__What you will do__
From the entries below, please gather each line containing the string "ожидания".

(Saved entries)
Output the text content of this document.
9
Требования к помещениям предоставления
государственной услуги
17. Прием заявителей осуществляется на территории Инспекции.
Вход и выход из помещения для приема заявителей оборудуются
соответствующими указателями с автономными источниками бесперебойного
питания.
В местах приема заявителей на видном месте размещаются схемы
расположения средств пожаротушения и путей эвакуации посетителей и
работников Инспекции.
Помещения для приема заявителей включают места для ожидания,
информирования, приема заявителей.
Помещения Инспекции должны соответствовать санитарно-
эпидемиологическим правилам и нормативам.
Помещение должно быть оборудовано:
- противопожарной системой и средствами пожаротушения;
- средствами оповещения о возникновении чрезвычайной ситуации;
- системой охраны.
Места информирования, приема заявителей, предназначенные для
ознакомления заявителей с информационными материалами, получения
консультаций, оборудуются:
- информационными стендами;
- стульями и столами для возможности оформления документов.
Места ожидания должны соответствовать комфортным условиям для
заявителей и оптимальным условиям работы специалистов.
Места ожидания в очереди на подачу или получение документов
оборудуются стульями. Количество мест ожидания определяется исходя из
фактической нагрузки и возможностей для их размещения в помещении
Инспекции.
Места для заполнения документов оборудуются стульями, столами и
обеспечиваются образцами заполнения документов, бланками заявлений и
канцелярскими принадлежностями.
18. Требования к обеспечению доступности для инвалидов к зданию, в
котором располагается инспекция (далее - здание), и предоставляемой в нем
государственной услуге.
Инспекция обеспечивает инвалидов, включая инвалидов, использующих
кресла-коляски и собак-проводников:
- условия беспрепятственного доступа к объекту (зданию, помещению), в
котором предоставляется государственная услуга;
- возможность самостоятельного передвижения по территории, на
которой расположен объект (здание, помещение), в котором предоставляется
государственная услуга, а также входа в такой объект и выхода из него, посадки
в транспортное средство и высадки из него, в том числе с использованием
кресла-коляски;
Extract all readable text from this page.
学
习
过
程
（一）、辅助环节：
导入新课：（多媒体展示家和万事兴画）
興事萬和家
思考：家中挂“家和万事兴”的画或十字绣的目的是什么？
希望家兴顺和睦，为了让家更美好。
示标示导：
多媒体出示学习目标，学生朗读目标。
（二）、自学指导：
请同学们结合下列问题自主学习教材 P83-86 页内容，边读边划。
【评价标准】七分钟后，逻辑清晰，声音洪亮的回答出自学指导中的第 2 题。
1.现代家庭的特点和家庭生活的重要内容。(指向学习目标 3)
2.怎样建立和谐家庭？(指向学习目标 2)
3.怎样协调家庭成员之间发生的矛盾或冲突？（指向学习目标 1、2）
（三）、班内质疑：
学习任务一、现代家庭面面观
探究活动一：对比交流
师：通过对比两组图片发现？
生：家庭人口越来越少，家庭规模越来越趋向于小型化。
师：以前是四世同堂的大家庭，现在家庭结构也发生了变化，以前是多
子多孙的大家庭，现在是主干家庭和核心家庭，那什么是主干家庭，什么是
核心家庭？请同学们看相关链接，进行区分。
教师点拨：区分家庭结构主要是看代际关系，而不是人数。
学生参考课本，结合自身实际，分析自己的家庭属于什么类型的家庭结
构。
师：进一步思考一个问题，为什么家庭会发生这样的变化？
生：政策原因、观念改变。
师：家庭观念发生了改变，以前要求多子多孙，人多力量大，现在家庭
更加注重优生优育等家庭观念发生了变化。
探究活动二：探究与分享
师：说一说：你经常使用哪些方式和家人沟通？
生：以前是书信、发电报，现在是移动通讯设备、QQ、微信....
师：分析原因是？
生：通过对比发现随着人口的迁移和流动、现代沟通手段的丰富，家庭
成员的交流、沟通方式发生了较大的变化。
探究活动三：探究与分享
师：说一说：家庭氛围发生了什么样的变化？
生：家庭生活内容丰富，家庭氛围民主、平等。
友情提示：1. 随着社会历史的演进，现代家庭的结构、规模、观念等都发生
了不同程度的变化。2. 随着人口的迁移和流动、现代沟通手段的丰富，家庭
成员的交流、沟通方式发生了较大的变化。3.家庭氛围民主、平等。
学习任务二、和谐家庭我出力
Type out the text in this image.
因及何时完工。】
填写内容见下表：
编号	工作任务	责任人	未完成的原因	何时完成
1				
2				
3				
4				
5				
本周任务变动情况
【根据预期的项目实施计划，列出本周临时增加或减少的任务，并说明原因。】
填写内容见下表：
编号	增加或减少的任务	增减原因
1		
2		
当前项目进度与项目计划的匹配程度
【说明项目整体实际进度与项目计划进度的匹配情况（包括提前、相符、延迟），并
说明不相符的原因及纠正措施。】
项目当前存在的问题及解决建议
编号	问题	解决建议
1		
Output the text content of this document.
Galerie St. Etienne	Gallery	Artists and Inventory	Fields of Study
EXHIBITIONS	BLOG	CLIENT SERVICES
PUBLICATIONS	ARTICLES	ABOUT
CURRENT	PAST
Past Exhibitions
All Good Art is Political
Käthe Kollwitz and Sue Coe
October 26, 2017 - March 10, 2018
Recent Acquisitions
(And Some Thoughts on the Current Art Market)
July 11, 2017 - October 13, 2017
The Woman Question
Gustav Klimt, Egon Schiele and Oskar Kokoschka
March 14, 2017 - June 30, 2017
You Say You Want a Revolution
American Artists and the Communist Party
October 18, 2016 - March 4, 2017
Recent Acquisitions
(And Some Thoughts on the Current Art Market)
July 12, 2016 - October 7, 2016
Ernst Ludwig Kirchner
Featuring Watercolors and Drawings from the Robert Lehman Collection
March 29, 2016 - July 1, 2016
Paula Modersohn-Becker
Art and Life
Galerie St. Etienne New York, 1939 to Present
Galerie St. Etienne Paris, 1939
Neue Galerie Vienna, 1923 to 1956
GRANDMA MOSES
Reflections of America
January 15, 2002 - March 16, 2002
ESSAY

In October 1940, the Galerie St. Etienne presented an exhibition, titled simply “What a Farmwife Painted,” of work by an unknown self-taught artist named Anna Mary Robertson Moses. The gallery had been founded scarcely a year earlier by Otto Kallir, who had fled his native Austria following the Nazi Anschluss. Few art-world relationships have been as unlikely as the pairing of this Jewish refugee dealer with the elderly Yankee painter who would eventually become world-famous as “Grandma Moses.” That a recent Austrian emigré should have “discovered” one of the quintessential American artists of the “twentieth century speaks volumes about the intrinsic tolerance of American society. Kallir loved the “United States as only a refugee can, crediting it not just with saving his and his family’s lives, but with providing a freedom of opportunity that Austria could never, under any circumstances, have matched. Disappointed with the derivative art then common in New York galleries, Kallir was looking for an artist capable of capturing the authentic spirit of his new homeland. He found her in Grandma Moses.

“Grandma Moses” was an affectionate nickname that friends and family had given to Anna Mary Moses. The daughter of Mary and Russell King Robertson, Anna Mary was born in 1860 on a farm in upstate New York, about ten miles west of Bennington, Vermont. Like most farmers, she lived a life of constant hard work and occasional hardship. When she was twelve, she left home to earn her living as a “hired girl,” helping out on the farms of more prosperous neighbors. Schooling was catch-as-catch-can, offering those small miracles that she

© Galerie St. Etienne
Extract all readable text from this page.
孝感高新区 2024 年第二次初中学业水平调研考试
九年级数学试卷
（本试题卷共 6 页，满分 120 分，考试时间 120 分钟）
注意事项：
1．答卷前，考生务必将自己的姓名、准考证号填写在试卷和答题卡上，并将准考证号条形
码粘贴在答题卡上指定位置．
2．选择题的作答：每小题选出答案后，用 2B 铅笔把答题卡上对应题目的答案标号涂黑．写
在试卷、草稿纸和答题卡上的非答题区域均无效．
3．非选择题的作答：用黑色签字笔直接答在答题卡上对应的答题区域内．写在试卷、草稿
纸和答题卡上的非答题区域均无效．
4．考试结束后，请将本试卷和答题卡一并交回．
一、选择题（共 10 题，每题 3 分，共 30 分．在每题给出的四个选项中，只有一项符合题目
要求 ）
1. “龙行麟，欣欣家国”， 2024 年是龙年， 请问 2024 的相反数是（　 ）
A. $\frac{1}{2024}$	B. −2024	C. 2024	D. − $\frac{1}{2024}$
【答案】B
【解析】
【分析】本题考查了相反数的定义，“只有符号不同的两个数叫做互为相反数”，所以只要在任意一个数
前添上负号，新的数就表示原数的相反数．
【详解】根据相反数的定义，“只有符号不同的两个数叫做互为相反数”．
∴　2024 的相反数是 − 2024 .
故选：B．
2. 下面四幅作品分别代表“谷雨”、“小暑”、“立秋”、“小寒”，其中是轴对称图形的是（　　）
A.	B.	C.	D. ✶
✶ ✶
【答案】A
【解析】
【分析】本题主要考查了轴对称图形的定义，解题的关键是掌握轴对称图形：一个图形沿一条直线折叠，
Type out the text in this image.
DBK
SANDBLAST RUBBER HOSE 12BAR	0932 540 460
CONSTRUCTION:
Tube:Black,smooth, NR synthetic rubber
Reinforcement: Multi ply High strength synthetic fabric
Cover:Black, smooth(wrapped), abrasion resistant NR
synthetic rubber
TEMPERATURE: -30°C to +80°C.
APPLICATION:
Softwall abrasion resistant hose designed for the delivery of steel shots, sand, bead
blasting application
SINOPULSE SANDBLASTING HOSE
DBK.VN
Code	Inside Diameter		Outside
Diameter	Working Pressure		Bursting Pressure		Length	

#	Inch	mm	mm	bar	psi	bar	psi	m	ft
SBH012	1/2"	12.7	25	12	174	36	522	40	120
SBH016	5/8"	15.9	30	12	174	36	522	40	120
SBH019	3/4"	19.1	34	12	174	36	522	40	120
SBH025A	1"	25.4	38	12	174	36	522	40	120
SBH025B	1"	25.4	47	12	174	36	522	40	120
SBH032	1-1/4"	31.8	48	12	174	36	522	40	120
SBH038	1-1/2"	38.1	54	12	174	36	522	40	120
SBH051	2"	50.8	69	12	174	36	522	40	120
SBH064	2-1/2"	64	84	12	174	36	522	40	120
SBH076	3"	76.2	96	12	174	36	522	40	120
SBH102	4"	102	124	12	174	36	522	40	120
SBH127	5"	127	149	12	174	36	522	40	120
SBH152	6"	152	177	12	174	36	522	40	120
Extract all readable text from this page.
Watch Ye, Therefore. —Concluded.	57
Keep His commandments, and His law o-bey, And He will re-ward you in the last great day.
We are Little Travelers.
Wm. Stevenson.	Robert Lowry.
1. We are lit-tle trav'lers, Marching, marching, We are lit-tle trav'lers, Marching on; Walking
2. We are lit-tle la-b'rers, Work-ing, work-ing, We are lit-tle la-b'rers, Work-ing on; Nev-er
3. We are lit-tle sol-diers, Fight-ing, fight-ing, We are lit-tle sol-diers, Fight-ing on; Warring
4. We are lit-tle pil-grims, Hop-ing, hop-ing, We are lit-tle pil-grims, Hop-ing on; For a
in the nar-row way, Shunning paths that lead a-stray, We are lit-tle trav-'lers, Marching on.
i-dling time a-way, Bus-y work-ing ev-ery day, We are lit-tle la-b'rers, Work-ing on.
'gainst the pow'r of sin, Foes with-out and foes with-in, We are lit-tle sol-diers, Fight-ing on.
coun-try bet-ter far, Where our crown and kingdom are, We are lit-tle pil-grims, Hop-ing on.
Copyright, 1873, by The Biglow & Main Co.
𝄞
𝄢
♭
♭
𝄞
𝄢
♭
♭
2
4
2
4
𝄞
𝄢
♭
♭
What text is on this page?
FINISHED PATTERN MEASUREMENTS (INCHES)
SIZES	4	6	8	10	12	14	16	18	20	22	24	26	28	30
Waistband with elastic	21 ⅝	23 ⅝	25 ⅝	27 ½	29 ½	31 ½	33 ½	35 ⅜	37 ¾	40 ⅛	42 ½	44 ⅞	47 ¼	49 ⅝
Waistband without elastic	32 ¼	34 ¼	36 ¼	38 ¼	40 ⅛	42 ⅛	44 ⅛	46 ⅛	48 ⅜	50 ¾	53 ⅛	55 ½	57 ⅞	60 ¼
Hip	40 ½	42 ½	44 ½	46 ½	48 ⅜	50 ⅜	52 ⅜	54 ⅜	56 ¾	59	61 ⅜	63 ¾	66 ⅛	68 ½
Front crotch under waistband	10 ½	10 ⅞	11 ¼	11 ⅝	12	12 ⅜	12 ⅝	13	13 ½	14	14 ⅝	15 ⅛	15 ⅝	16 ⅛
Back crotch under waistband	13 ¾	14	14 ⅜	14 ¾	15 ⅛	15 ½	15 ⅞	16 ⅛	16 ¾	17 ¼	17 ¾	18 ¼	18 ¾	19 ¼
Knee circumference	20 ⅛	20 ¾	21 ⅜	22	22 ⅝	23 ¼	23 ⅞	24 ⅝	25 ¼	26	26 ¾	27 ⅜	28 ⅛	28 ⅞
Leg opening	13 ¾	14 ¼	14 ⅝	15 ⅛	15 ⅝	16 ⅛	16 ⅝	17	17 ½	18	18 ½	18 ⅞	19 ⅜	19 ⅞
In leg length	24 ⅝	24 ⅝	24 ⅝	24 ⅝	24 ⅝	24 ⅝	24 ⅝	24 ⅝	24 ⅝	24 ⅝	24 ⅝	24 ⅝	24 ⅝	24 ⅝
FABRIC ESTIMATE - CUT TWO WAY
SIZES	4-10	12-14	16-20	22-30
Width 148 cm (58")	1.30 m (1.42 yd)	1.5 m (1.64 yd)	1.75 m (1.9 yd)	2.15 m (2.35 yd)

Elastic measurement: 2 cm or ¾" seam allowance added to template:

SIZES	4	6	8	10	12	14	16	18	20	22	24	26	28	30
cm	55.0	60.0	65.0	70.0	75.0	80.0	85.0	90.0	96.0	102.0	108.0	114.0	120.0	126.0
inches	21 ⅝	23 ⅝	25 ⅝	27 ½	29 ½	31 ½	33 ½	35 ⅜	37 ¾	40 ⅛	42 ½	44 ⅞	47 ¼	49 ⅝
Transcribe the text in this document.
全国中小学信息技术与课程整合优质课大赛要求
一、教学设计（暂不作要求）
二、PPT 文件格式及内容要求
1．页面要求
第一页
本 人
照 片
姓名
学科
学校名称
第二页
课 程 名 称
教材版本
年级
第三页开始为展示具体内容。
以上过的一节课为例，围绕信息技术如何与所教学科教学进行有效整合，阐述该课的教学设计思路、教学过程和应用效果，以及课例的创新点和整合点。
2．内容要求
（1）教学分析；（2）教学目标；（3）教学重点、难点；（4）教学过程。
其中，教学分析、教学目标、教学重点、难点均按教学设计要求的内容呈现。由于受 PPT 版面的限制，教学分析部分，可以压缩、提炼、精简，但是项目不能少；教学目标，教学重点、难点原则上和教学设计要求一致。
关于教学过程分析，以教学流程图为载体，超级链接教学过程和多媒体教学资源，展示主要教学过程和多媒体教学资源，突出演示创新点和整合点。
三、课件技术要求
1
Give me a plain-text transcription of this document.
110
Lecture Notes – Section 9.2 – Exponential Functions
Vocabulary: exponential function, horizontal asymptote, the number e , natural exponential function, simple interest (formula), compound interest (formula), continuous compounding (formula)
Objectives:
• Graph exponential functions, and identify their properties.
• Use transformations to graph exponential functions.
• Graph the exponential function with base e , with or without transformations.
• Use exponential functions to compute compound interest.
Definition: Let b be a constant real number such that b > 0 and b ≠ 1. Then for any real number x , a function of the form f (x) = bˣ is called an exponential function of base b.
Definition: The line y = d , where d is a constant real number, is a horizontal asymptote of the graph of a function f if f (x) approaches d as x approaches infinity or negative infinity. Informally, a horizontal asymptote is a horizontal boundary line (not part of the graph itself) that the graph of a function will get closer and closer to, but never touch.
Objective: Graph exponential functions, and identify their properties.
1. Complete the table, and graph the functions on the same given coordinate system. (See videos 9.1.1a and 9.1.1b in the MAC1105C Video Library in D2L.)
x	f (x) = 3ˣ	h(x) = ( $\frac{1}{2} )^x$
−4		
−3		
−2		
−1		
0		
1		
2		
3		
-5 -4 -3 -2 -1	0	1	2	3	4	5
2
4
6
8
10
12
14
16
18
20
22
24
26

__Response for this exercise__
Помещения для приема заявителей включают места для ожидания,
Места ожидания должны соответствовать комфортным условиям для
Места ожидания в очереди на подачу или получение документов
оборудуются стульями. Количество мест ожидания определяется исходя из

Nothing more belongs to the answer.